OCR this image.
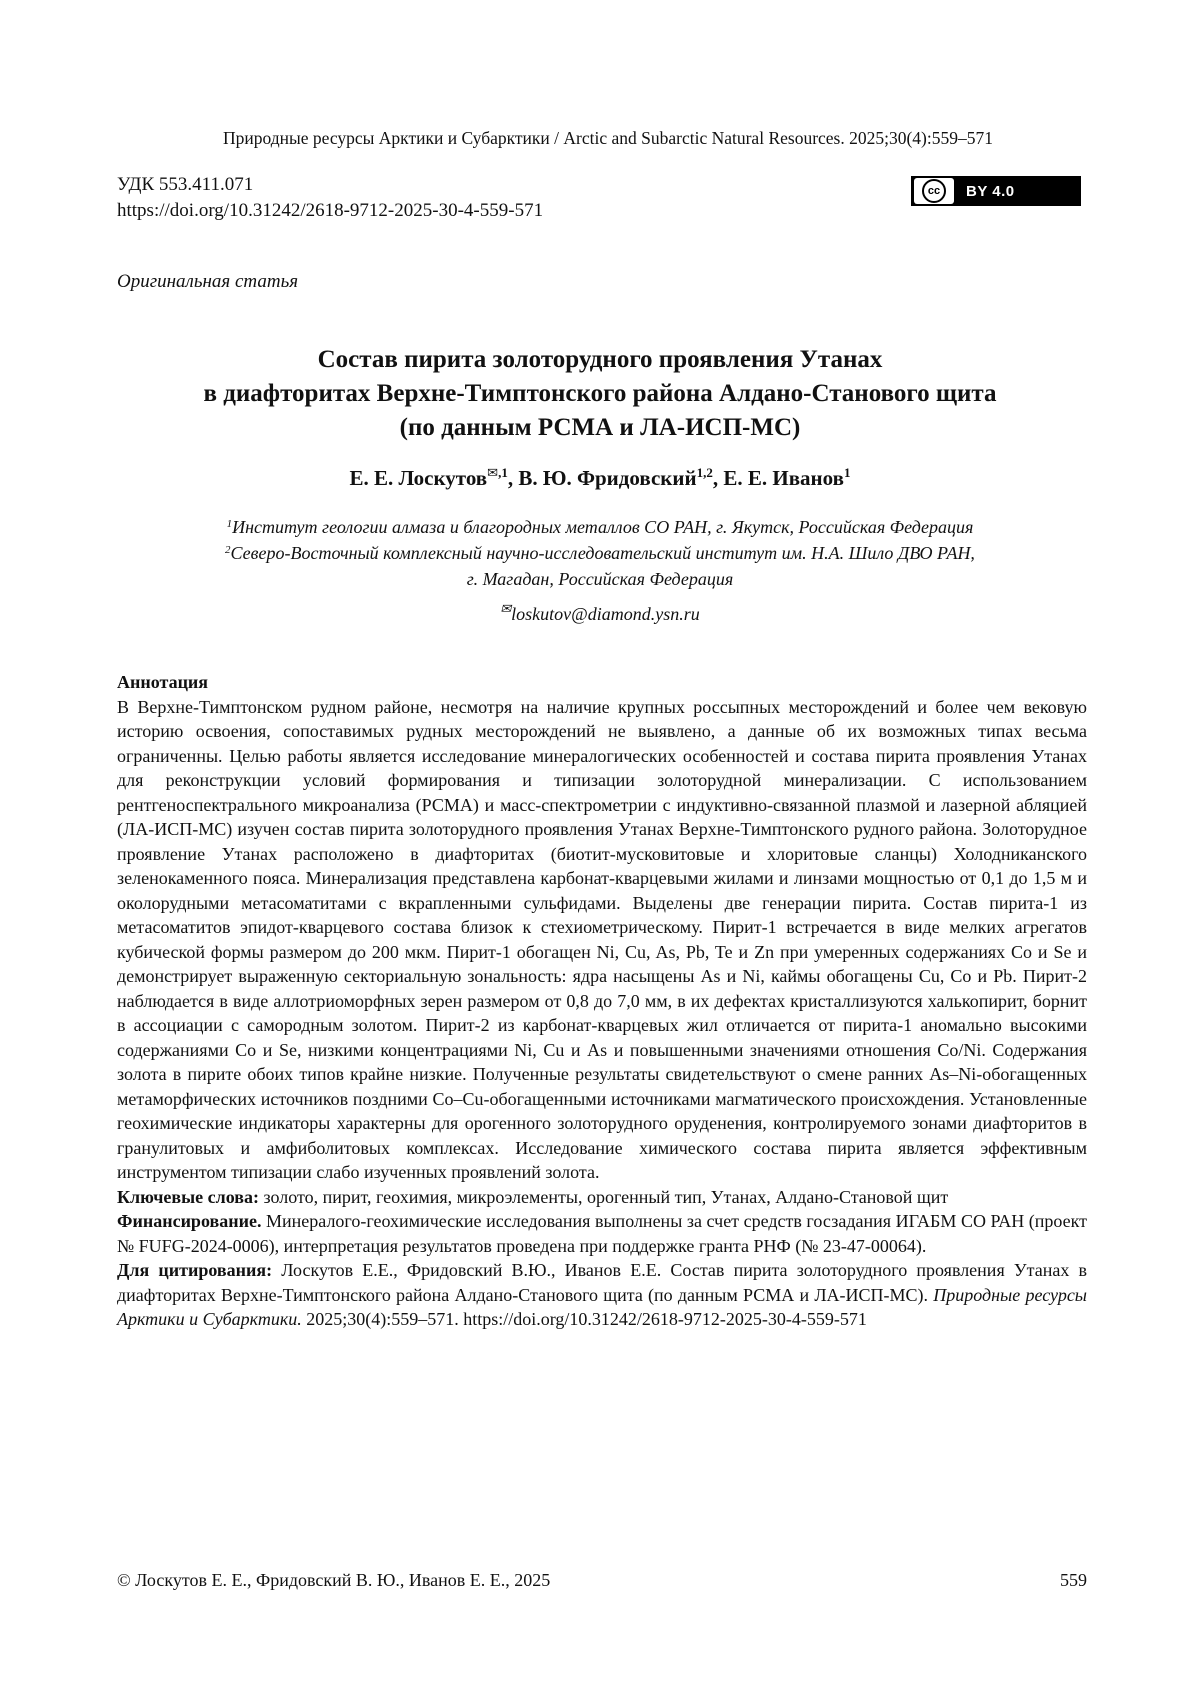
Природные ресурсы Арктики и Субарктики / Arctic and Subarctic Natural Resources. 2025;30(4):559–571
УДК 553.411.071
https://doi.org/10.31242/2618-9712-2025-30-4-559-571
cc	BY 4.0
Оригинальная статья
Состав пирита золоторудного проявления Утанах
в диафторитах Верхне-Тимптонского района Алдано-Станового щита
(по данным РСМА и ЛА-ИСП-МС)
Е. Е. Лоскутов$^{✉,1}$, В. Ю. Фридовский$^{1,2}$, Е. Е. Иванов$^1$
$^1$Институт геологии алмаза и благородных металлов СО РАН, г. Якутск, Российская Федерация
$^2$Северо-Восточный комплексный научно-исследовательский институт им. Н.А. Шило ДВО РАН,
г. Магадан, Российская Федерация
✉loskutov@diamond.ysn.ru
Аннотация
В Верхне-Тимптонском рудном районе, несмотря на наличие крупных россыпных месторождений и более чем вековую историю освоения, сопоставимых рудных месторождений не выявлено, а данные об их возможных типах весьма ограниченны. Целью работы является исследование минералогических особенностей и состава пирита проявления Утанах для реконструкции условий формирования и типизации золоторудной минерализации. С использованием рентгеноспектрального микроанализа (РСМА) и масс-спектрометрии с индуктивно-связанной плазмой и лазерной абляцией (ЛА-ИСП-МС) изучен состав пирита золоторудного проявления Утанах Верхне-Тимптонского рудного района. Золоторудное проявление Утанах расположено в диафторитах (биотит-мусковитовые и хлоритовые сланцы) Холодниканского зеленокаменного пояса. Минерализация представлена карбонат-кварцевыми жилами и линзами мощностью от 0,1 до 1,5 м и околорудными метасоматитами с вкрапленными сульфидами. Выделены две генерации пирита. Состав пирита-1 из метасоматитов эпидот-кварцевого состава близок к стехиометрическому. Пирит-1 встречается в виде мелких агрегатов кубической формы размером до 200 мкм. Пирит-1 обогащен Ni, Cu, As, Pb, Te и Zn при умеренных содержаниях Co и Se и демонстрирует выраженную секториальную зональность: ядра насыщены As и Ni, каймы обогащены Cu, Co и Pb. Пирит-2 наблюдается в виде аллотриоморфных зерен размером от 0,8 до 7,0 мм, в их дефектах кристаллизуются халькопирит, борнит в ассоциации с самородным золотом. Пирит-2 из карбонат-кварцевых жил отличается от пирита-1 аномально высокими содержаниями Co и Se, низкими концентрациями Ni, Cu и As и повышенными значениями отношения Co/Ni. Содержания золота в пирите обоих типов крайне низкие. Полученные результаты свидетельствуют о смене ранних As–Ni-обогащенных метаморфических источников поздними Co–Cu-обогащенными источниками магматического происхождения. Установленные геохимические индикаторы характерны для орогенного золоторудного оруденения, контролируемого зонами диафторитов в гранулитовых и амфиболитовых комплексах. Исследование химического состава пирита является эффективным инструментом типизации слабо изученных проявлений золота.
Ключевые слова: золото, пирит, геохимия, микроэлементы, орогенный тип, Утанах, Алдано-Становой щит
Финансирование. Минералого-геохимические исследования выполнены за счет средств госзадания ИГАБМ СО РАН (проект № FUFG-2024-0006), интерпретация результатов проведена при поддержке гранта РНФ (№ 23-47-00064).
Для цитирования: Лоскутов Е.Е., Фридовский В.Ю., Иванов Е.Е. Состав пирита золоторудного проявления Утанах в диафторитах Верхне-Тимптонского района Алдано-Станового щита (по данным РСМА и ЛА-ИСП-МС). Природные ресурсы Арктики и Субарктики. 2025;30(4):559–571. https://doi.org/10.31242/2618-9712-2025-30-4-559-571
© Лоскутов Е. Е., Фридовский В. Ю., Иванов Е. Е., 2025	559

==

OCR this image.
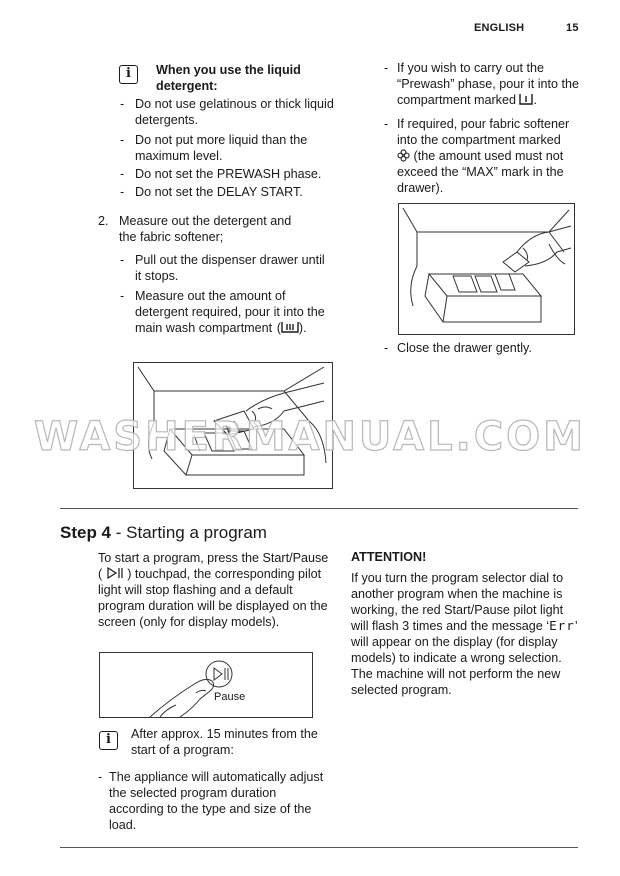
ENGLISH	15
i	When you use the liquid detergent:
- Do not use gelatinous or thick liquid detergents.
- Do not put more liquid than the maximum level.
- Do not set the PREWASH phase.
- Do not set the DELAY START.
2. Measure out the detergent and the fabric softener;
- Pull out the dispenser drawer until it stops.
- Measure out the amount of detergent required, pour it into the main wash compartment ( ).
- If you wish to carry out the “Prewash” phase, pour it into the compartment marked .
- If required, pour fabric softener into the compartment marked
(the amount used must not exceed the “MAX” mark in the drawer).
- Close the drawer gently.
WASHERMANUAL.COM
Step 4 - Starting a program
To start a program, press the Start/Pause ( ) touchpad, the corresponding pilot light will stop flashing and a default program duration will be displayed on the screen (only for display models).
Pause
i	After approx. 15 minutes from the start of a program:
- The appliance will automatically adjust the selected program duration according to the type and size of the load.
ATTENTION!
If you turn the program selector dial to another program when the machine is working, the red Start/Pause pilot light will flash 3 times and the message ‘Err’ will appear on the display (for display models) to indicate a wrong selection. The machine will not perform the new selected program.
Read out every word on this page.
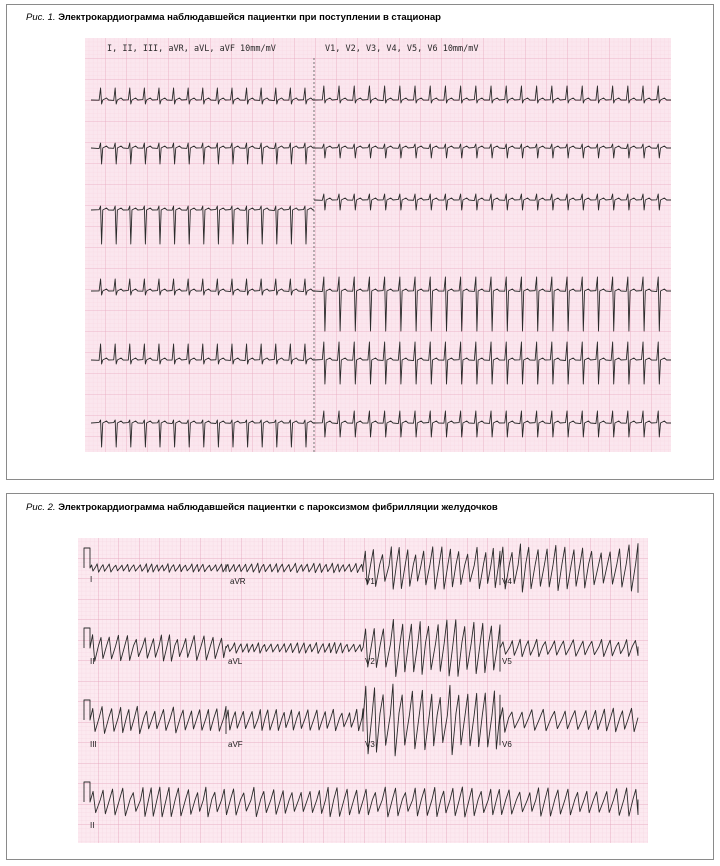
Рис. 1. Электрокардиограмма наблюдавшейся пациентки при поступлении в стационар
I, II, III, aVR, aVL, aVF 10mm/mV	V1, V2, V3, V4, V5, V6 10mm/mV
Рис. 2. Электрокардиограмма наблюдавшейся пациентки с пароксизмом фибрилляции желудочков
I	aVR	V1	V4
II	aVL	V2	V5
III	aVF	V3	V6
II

---

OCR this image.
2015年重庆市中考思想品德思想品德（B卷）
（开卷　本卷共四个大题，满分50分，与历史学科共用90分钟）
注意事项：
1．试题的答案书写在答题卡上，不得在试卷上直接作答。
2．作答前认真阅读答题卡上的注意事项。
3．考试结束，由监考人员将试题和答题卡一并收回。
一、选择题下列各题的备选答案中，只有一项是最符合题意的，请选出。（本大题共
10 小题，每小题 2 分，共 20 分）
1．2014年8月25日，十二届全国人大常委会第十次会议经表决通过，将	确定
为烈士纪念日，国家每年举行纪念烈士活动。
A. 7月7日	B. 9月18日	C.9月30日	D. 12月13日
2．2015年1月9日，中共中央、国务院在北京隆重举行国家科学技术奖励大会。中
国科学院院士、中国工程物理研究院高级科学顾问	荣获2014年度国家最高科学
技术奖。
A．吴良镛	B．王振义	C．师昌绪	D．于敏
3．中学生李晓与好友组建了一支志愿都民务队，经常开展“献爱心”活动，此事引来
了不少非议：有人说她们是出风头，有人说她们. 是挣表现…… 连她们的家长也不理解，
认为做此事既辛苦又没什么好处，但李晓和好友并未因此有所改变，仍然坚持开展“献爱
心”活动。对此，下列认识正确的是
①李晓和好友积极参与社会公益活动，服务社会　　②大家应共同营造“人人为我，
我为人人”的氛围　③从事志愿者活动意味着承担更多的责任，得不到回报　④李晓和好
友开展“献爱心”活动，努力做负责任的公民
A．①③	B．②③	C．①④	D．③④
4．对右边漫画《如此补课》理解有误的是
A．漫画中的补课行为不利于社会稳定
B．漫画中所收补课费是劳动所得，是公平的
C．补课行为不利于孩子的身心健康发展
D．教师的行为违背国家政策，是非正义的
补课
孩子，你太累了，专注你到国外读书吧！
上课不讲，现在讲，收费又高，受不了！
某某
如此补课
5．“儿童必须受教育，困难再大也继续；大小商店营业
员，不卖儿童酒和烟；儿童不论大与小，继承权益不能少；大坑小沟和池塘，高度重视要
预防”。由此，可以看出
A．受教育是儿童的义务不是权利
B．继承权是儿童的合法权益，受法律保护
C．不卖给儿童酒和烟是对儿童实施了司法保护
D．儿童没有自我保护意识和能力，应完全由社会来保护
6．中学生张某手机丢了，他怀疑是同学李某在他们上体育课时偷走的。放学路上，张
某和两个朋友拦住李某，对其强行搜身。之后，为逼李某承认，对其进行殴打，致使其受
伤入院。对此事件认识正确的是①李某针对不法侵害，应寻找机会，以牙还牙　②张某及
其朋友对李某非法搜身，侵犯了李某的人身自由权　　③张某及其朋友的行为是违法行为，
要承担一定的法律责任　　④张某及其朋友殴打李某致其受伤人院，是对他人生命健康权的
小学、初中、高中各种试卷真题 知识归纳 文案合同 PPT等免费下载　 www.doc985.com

- WORK TO BE COMPLETED
Report how many lines of the listing hold the string "Pause", giving only the number.

- RESULT FOR THIS EXERCISE
3